# SELECTED EXTRACT
========
Sunday, September 21, 2008

Change. (it's not always bad)

In the past, I made the decision to cut someone out of my life. The choice to entirely remove someone that was such a big part of my life was more difficult than I could ever have imagined. It was one of the hardest decisions I’ve ever had to make.

In the week leading up to my decision, I felt emotionally drained. So much of my thoughts and emotions were tied up in this single decision. It was all I thought about, all I was concerned about. The whole week I knew what I had to do, and yet I still procrastinated. The biggest concern to me was the fact that there was no possible outcome without hurt feelings and anger. I kept thinking there had to be some alternative not yet discovered, some way around the confusion and hurt that would surely follow. Even I hardly understood my motives, how could she possibly grasp them?

Midway through the week, in the midst of my turmoil, I met with a group of close friends. They listened to my conflicted thoughts and without passing judgment, gave me sound advice. They acted as the catalyst that I needed to finally go through with my choice. I now knew, without doubt what I must do. I knew that I could not wait any longer, because in doing so I would only add to the inevitable hurt. I knew I had to act that very night.

My thoughts on the ride home from meeting with my friends were the clearest they had been all week. I finally understood that it was not my obligation to raise others up while I sank deeper and deeper. I needed to make drastic changes in my life, and this was a necessary one. I could not allow myself to be compromised merely to make another happy. I needed to cut my ties.
========
# DATA PROVIDED
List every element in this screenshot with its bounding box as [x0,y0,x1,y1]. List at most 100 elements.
========
Answer these questions about the post on change:
(a) During the week before the decision, what was the writer's biggest concern?
(b) Whom did the writer meet midway through that week?
(c) On the ride home from that meeting, what did the writer finally understand about obligation?

# RESULT BELOW
(a) That there was no possible outcome without hurt feelings and anger.
(b) A group of close friends.
(c) That it was not the writer's obligation to raise others up while sinking deeper and deeper.